## Source records:
# # # #

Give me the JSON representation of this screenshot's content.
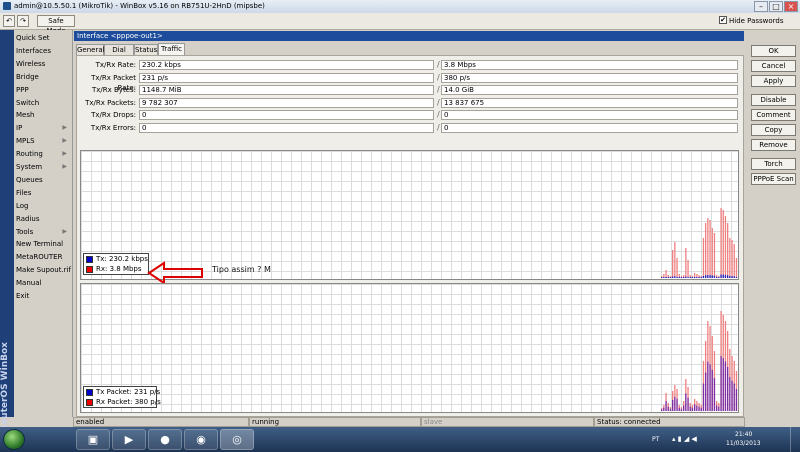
{
  "window": {
    "title": "admin@10.5.50.1 (MikroTik) - WinBox v5.16 on RB751U-2HnD (mipsbe)",
    "controls": [
      "minimize-icon",
      "maximize-icon",
      "close-icon"
    ]
  },
  "toolbar": {
    "undo_icon": "undo-icon",
    "redo_icon": "redo-icon",
    "safe_mode_label": "Safe Mode",
    "hide_passwords_label": "Hide Passwords",
    "hide_passwords_checked": true
  },
  "sidebar": {
    "brand_text": "RouterOS WinBox",
    "items": [
      {
        "label": "Quick Set",
        "submenu": false
      },
      {
        "label": "Interfaces",
        "submenu": false
      },
      {
        "label": "Wireless",
        "submenu": false
      },
      {
        "label": "Bridge",
        "submenu": false
      },
      {
        "label": "PPP",
        "submenu": false
      },
      {
        "label": "Switch",
        "submenu": false
      },
      {
        "label": "Mesh",
        "submenu": false
      },
      {
        "label": "IP",
        "submenu": true
      },
      {
        "label": "MPLS",
        "submenu": true
      },
      {
        "label": "Routing",
        "submenu": true
      },
      {
        "label": "System",
        "submenu": true
      },
      {
        "label": "Queues",
        "submenu": false
      },
      {
        "label": "Files",
        "submenu": false
      },
      {
        "label": "Log",
        "submenu": false
      },
      {
        "label": "Radius",
        "submenu": false
      },
      {
        "label": "Tools",
        "submenu": true
      },
      {
        "label": "New Terminal",
        "submenu": false
      },
      {
        "label": "MetaROUTER",
        "submenu": false
      },
      {
        "label": "Make Supout.rif",
        "submenu": false
      },
      {
        "label": "Manual",
        "submenu": false
      },
      {
        "label": "Exit",
        "submenu": false
      }
    ]
  },
  "dialog": {
    "title": "Interface <pppoe-out1>",
    "tabs": [
      "General",
      "Dial Out",
      "Status",
      "Traffic"
    ],
    "active_tab": "Traffic",
    "fields": [
      {
        "label": "Tx/Rx Rate:",
        "tx": "230.2 kbps",
        "rx": "3.8 Mbps"
      },
      {
        "label": "Tx/Rx Packet Rate:",
        "tx": "231 p/s",
        "rx": "380 p/s"
      },
      {
        "label": "Tx/Rx Bytes:",
        "tx": "1148.7 MiB",
        "rx": "14.0 GiB"
      },
      {
        "label": "Tx/Rx Packets:",
        "tx": "9 782 307",
        "rx": "13 837 675"
      },
      {
        "label": "Tx/Rx Drops:",
        "tx": "0",
        "rx": "0"
      },
      {
        "label": "Tx/Rx Errors:",
        "tx": "0",
        "rx": "0"
      }
    ],
    "separator": "/",
    "traffic_graph": {
      "legend": [
        {
          "label": "Tx:  230.2 kbps",
          "color": "#0000cc"
        },
        {
          "label": "Rx:  3.8 Mbps",
          "color": "#ee0000"
        }
      ]
    },
    "packet_graph": {
      "legend": [
        {
          "label": "Tx Packet:  231 p/s",
          "color": "#0000cc"
        },
        {
          "label": "Rx Packet:  380 p/s",
          "color": "#ee0000"
        }
      ]
    },
    "annotation_text": "Tipo assim ? M",
    "annotation_color": "#dd0000",
    "buttons": [
      "OK",
      "Cancel",
      "Apply",
      "Disable",
      "Comment",
      "Copy",
      "Remove",
      "Torch",
      "PPPoE Scan"
    ],
    "status_bar": [
      "enabled",
      "running",
      "slave",
      "Status: connected"
    ]
  },
  "taskbar": {
    "apps": [
      "explorer-icon",
      "media-player-icon",
      "firefox-icon",
      "chrome-icon",
      "winbox-icon"
    ],
    "language": "PT",
    "time": "21:40",
    "date": "11/03/2013"
  }
}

# # # #

## Objective:
Copy out the entries verbatim and leave the images out.

## Task answer:
Give me the JSON representation of this screenshot's content.
{
  "window": {
    "title": "admin@10.5.50.1 (MikroTik) - WinBox v5.16 on RB751U-2HnD (mipsbe)",
    "controls": [
      "minimize-icon",
      "maximize-icon",
      "close-icon"
    ]
  },
  "toolbar": {
    "undo_icon": "undo-icon",
    "redo_icon": "redo-icon",
    "safe_mode_label": "Safe Mode",
    "hide_passwords_label": "Hide Passwords",
    "hide_passwords_checked": true
  },
  "sidebar": {
    "brand_text": "RouterOS WinBox",
    "items": [
      {
        "label": "Quick Set",
        "submenu": false
      },
      {
        "label": "Interfaces",
        "submenu": false
      },
      {
        "label": "Wireless",
        "submenu": false
      },
      {
        "label": "Bridge",
        "submenu": false
      },
      {
        "label": "PPP",
        "submenu": false
      },
      {
        "label": "Switch",
        "submenu": false
      },
      {
        "label": "Mesh",
        "submenu": false
      },
      {
        "label": "IP",
        "submenu": true
      },
      {
        "label": "MPLS",
        "submenu": true
      },
      {
        "label": "Routing",
        "submenu": true
      },
      {
        "label": "System",
        "submenu": true
      },
      {
        "label": "Queues",
        "submenu": false
      },
      {
        "label": "Files",
        "submenu": false
      },
      {
        "label": "Log",
        "submenu": false
      },
      {
        "label": "Radius",
        "submenu": false
      },
      {
        "label": "Tools",
        "submenu": true
      },
      {
        "label": "New Terminal",
        "submenu": false
      },
      {
        "label": "MetaROUTER",
        "submenu": false
      },
      {
        "label": "Make Supout.rif",
        "submenu": false
      },
      {
        "label": "Manual",
        "submenu": false
      },
      {
        "label": "Exit",
        "submenu": false
      }
    ]
  },
  "dialog": {
    "title": "Interface <pppoe-out1>",
    "tabs": [
      "General",
      "Dial Out",
      "Status",
      "Traffic"
    ],
    "active_tab": "Traffic",
    "fields": [
      {
        "label": "Tx/Rx Rate:",
        "tx": "230.2 kbps",
        "rx": "3.8 Mbps"
      },
      {
        "label": "Tx/Rx Packet Rate:",
        "tx": "231 p/s",
        "rx": "380 p/s"
      },
      {
        "label": "Tx/Rx Bytes:",
        "tx": "1148.7 MiB",
        "rx": "14.0 GiB"
      },
      {
        "label": "Tx/Rx Packets:",
        "tx": "9 782 307",
        "rx": "13 837 675"
      },
      {
        "label": "Tx/Rx Drops:",
        "tx": "0",
        "rx": "0"
      },
      {
        "label": "Tx/Rx Errors:",
        "tx": "0",
        "rx": "0"
      }
    ],
    "separator": "/",
    "traffic_graph": {
      "legend": [
        {
          "label": "Tx:  230.2 kbps",
          "color": "#0000cc"
        },
        {
          "label": "Rx:  3.8 Mbps",
          "color": "#ee0000"
        }
      ]
    },
    "packet_graph": {
      "legend": [
        {
          "label": "Tx Packet:  231 p/s",
          "color": "#0000cc"
        },
        {
          "label": "Rx Packet:  380 p/s",
          "color": "#ee0000"
        }
      ]
    },
    "annotation_text": "Tipo assim ? M",
    "annotation_color": "#dd0000",
    "buttons": [
      "OK",
      "Cancel",
      "Apply",
      "Disable",
      "Comment",
      "Copy",
      "Remove",
      "Torch",
      "PPPoE Scan"
    ],
    "status_bar": [
      "enabled",
      "running",
      "slave",
      "Status: connected"
    ]
  },
  "taskbar": {
    "apps": [
      "explorer-icon",
      "media-player-icon",
      "firefox-icon",
      "chrome-icon",
      "winbox-icon"
    ],
    "language": "PT",
    "time": "21:40",
    "date": "11/03/2013"
  }
}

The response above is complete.